■ EXERCISE DESCRIPTION: Drop every picture and give the entries back exactly.

■ DATA ENTRIES:

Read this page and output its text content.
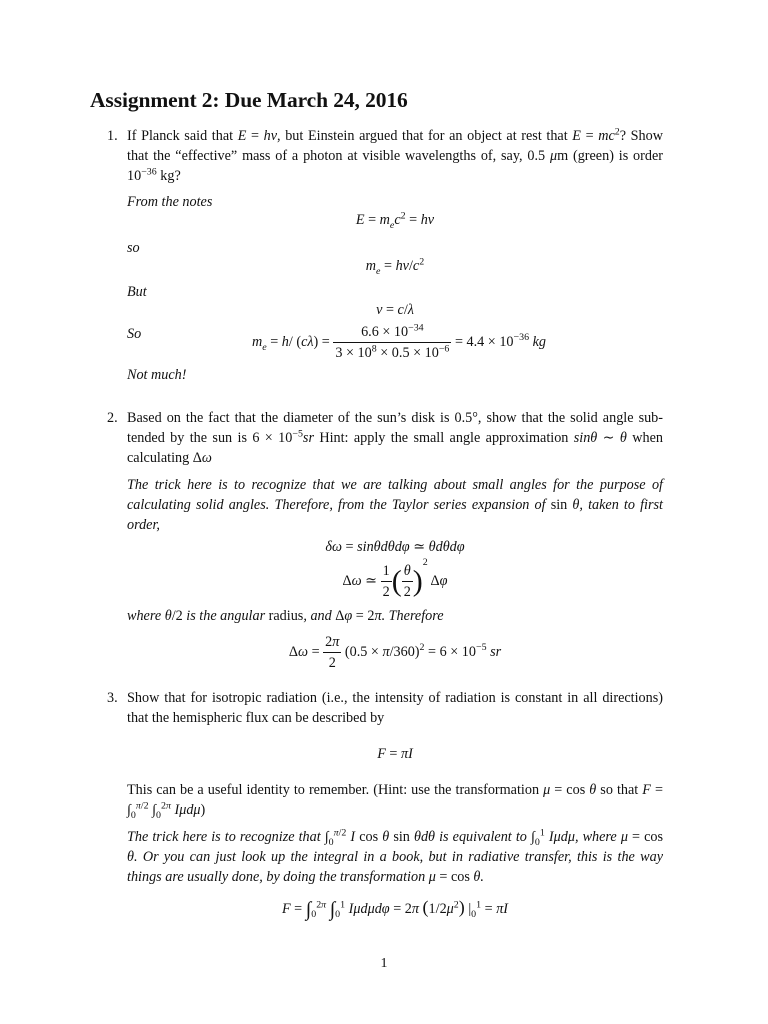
Assignment 2: Due March 24, 2016
1. If Planck said that E = hν, but Einstein argued that for an object at rest that $E = mc^2$? Show that the “effective” mass of a photon at visible wavelengths of, say, 0.5 μm (green) is order $10^{-36}$ kg?
From the notes
$E = m_ec^2 = h\nu$
so
$m_e = h\nu/c^2$
But
ν = c/λ
So	$m_e = h/$ $(c\lambda) = \frac{6.6 \times 10^{-34}}{3 \times 10^8 \times 0.5 \times 10^{-6}} = 4.4 \times 10^{-36}$ kg
Not much!
2. Based on the fact that the diameter of the sun’s disk is 0.5°, show that the solid angle sub-tended by the sun is $6 \times 10^{-5}sr$ Hint: apply the small angle approximation sinθ ∼ θ when calculating Δω
The trick here is to recognize that we are talking about small angles for the purpose of calculating solid angles. Therefore, from the Taylor series expansion of sin θ, taken to first order,
δω = sinθdθdφ ≃ θdθdφ
Δω ≃ $\frac{1}{2}$ ( $\frac{\theta}{2} )^2$ Δφ
where θ/2 is the angular radius, and Δφ = 2π. Therefore
$\Delta\omega = \frac{2\pi}{2} (0.5 \times \pi/360)^2 = 6 \times 10^{-5}$ sr
3. Show that for isotropic radiation (i.e., the intensity of radiation is constant in all directions) that the hemispheric flux can be described by
F = πI
This can be a useful identity to remember. (Hint: use the transformation μ = cos θ so that $F = \int_0^{\pi/2}$ $\int_0^{2\pi}$ Iμdμ)
The trick here is to recognize that $\int_0^{\pi/2}$ I cos θ sin θdθ is equivalent to $\int_0^1$ Iμdμ, where μ = cos θ. Or you can just look up the integral in a book, but in radiative transfer, this is the way things are usually done, by doing the transformation μ = cos θ.
$F = \int_0^{2\pi}$ $\int_0^1$ Iμdμdφ = 2π $(1/2\mu^2) |_0^1 = \pi I$
1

■ EXERCISE RESULT:
Read this page and output its text content.
Assignment 2: Due March 24, 2016
1. If Planck said that E = hν, but Einstein argued that for an object at rest that $E = mc^2$? Show that the “effective” mass of a photon at visible wavelengths of, say, 0.5 μm (green) is order $10^{-36}$ kg?
From the notes
$E = m_ec^2 = h\nu$
so
$m_e = h\nu/c^2$
But
ν = c/λ
So	$m_e = h/$ $(c\lambda) = \frac{6.6 \times 10^{-34}}{3 \times 10^8 \times 0.5 \times 10^{-6}} = 4.4 \times 10^{-36}$ kg
Not much!
2. Based on the fact that the diameter of the sun’s disk is 0.5°, show that the solid angle sub-tended by the sun is $6 \times 10^{-5}sr$ Hint: apply the small angle approximation sinθ ∼ θ when calculating Δω
The trick here is to recognize that we are talking about small angles for the purpose of calculating solid angles. Therefore, from the Taylor series expansion of sin θ, taken to first order,
δω = sinθdθdφ ≃ θdθdφ
Δω ≃ $\frac{1}{2}$ ( $\frac{\theta}{2} )^2$ Δφ
where θ/2 is the angular radius, and Δφ = 2π. Therefore
$\Delta\omega = \frac{2\pi}{2} (0.5 \times \pi/360)^2 = 6 \times 10^{-5}$ sr
3. Show that for isotropic radiation (i.e., the intensity of radiation is constant in all directions) that the hemispheric flux can be described by
F = πI
This can be a useful identity to remember. (Hint: use the transformation μ = cos θ so that $F = \int_0^{\pi/2}$ $\int_0^{2\pi}$ Iμdμ)
The trick here is to recognize that $\int_0^{\pi/2}$ I cos θ sin θdθ is equivalent to $\int_0^1$ Iμdμ, where μ = cos θ. Or you can just look up the integral in a book, but in radiative transfer, this is the way things are usually done, by doing the transformation μ = cos θ.
$F = \int_0^{2\pi}$ $\int_0^1$ Iμdμdφ = 2π $(1/2\mu^2) |_0^1 = \pi I$
1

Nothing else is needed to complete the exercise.